Exercise
Only the number is wanted: how many lines of the data contain "Gepäckraum"?

A run of records
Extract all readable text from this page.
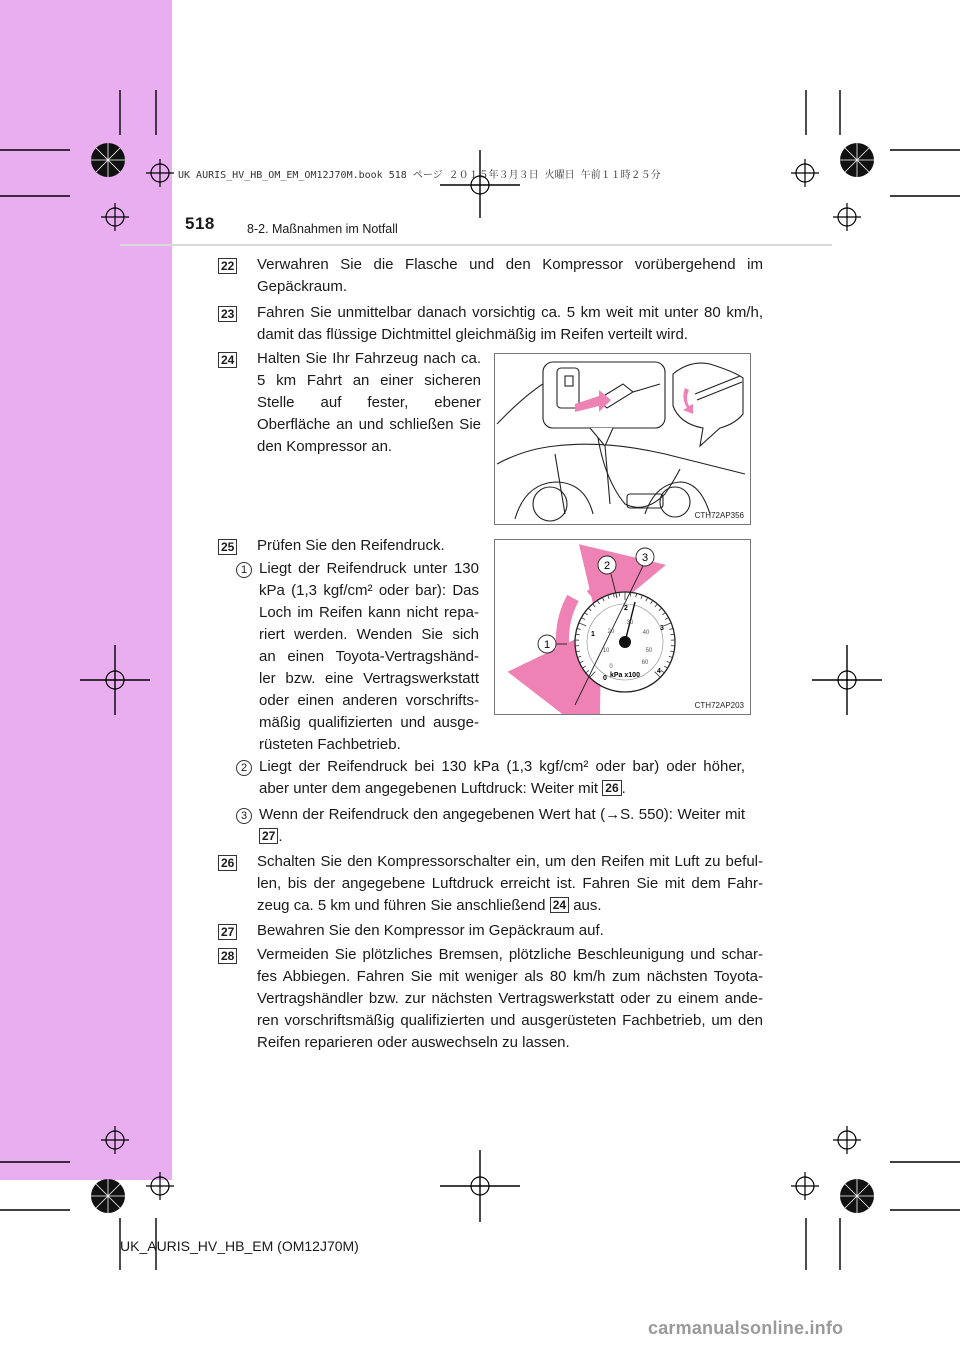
UK AURIS_HV_HB_OM_EM_OM12J70M.book 518 ページ ２０１５年３月３日 火曜日 午前１１時２５分
518	8-2. Maßnahmen im Notfall
22 Verwahren Sie die Flasche und den Kompressor vorübergehend im Gepäckraum.
23 Fahren Sie unmittelbar danach vorsichtig ca. 5 km weit mit unter 80 km/h, damit das flüssige Dichtmittel gleichmäßig im Reifen verteilt wird.
24 Halten Sie Ihr Fahrzeug nach ca. 5 km Fahrt an einer sicheren Stelle auf fester, ebener Oberfläche an und schließen Sie den Kompressor an.
CTH72AP356
25 Prüfen Sie den Reifendruck.
1 Liegt der Reifendruck unter 130 kPa (1,3 kgf/cm² oder bar): Das Loch im Reifen kann nicht repa-riert werden. Wenden Sie sich an einen Toyota-Vertragshänd-ler bzw. eine Vertragswerkstatt oder einen anderen vorschrifts-mäßig qualifizierten und ausge-rüsteten Fachbetrieb.
1
2
3
0
1
2
3
4
0
10
20
30
40
50
60
kPa x100
CTH72AP203
2 Liegt der Reifendruck bei 130 kPa (1,3 kgf/cm² oder bar) oder höher, aber unter dem angegebenen Luftdruck: Weiter mit 26 .
3 Wenn der Reifendruck den angegebenen Wert hat (→S. 550): Weiter mit 27 .
26 Schalten Sie den Kompressorschalter ein, um den Reifen mit Luft zu beful-len, bis der angegebene Luftdruck erreicht ist. Fahren Sie mit dem Fahr-zeug ca. 5 km und führen Sie anschließend 24 aus.
27 Bewahren Sie den Kompressor im Gepäckraum auf.
28 Vermeiden Sie plötzliches Bremsen, plötzliche Beschleunigung und schar-fes Abbiegen. Fahren Sie mit weniger als 80 km/h zum nächsten Toyota-Vertragshändler bzw. zur nächsten Vertragswerkstatt oder zu einem ande-ren vorschriftsmäßig qualifizierten und ausgerüsteten Fachbetrieb, um den Reifen reparieren oder auswechseln zu lassen.
UK_AURIS_HV_HB_EM (OM12J70M)
carmanualsonline.info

Solution to the problem
2